[Goal] Collect each line of the records containing the string "prompt".

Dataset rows
:::
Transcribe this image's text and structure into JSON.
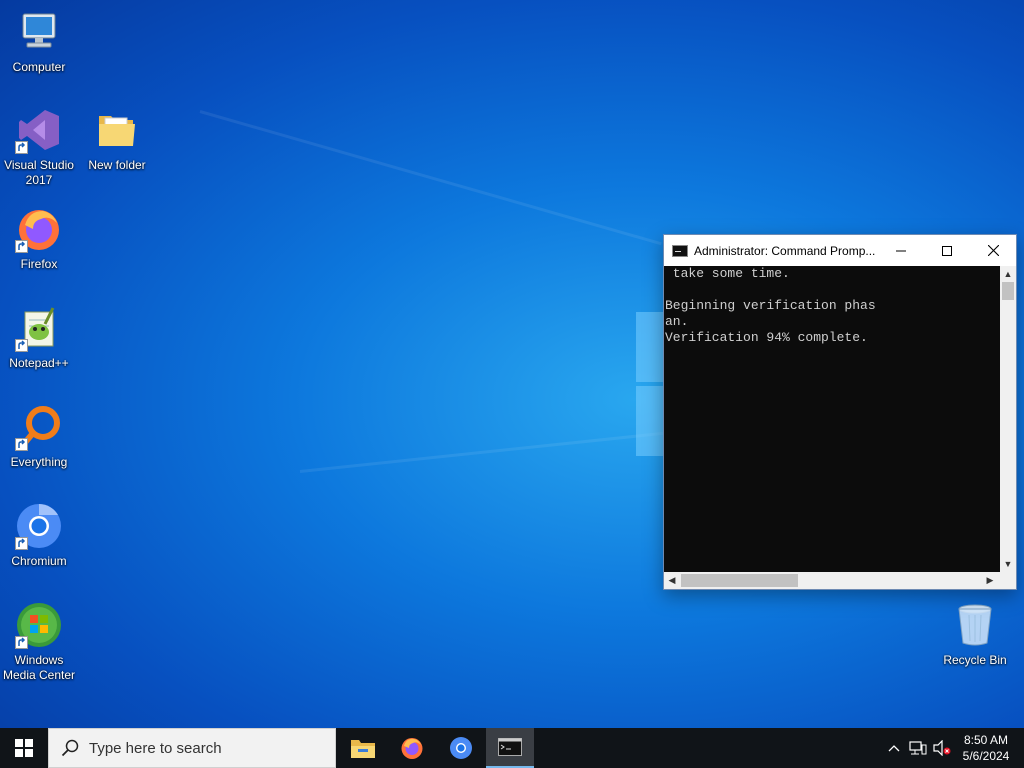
{
  "desktop": {
    "icons": [
      {
        "label": "Computer"
      },
      {
        "label": "Visual Studio 2017"
      },
      {
        "label": "New folder"
      },
      {
        "label": "Firefox"
      },
      {
        "label": "Notepad++"
      },
      {
        "label": "Everything"
      },
      {
        "label": "Chromium"
      },
      {
        "label": "Windows Media Center"
      },
      {
        "label": "Recycle Bin"
      }
    ]
  },
  "cmd_window": {
    "title": "Administrator: Command Promp...",
    "console_text": " take some time.\n\nBeginning verification phas\nan.\nVerification 94% complete.",
    "buttons": {
      "minimize": "—",
      "maximize": "☐",
      "close": "✕"
    }
  },
  "taskbar": {
    "search_placeholder": "Type here to search",
    "apps": [
      "file-explorer",
      "firefox",
      "chromium",
      "command-prompt"
    ],
    "active_app": "command-prompt",
    "clock_time": "8:50 AM",
    "clock_date": "5/6/2024"
  },
  "colors": {
    "taskbar": "#101418",
    "console_bg": "#0c0c0c",
    "accent": "#76b9ed"
  }
}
:::
[Exercise result]
      "command-prompt"
    "active_app": "command-prompt",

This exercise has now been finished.